---- RECORDS SHOWN

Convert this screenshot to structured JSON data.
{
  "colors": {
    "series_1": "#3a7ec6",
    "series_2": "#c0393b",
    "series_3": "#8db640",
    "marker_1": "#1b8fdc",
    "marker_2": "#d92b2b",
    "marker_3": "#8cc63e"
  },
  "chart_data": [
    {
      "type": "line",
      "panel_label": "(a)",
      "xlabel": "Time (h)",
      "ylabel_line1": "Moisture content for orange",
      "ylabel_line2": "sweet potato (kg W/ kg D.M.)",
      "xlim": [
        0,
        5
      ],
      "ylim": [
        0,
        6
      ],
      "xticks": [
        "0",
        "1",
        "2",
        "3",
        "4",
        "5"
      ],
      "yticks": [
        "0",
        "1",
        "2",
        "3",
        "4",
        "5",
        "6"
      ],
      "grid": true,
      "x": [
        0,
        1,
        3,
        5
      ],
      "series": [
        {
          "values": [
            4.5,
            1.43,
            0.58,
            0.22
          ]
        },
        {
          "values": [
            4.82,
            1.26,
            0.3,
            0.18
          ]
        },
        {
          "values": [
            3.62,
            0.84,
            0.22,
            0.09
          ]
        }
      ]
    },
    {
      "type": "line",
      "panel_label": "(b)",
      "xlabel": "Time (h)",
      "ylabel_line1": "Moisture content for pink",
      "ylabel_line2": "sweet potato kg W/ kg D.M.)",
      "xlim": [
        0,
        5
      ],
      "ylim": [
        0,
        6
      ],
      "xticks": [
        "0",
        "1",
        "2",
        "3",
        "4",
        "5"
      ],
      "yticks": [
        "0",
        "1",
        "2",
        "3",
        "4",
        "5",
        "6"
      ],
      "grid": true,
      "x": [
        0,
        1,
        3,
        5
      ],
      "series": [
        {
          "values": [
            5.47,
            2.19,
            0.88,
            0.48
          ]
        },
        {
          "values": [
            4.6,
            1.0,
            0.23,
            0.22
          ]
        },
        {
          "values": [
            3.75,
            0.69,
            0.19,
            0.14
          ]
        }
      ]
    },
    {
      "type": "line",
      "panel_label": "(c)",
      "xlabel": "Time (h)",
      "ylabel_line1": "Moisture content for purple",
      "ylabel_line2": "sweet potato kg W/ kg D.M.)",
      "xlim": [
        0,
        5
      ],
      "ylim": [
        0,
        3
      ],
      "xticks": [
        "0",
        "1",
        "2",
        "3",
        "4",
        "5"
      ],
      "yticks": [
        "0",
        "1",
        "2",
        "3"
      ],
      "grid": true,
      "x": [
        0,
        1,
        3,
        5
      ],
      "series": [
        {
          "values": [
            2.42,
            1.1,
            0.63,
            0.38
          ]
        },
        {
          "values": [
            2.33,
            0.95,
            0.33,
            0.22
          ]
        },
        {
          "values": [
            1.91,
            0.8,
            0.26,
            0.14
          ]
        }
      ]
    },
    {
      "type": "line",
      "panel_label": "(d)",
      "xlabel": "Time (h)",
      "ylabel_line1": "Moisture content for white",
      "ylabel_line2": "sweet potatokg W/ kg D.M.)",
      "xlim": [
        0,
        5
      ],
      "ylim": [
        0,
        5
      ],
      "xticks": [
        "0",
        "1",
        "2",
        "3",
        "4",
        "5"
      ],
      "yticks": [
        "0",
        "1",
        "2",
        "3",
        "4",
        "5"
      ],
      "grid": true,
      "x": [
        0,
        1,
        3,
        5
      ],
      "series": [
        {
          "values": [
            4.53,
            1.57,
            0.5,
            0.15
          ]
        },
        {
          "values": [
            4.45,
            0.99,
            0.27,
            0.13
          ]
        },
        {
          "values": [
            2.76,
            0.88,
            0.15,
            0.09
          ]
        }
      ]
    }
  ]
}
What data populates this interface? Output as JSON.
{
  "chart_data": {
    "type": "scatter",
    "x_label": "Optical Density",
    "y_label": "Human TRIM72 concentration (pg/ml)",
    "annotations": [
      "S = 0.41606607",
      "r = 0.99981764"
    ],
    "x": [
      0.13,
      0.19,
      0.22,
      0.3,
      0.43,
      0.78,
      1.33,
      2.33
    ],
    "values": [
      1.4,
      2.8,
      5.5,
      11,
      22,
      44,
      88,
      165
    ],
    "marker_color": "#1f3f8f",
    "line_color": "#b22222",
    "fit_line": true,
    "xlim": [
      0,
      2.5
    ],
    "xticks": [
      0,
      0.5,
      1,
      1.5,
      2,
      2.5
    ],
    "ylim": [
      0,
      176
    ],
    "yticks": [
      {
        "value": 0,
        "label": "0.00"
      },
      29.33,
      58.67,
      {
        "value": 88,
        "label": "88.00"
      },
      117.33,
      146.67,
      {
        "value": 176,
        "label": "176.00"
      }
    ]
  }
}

--------

**REQUIREMENT**
Give the number of lines in the records above that contain the word "JSON". Reply with that number alone.

**CORRECT OUTPUT**
2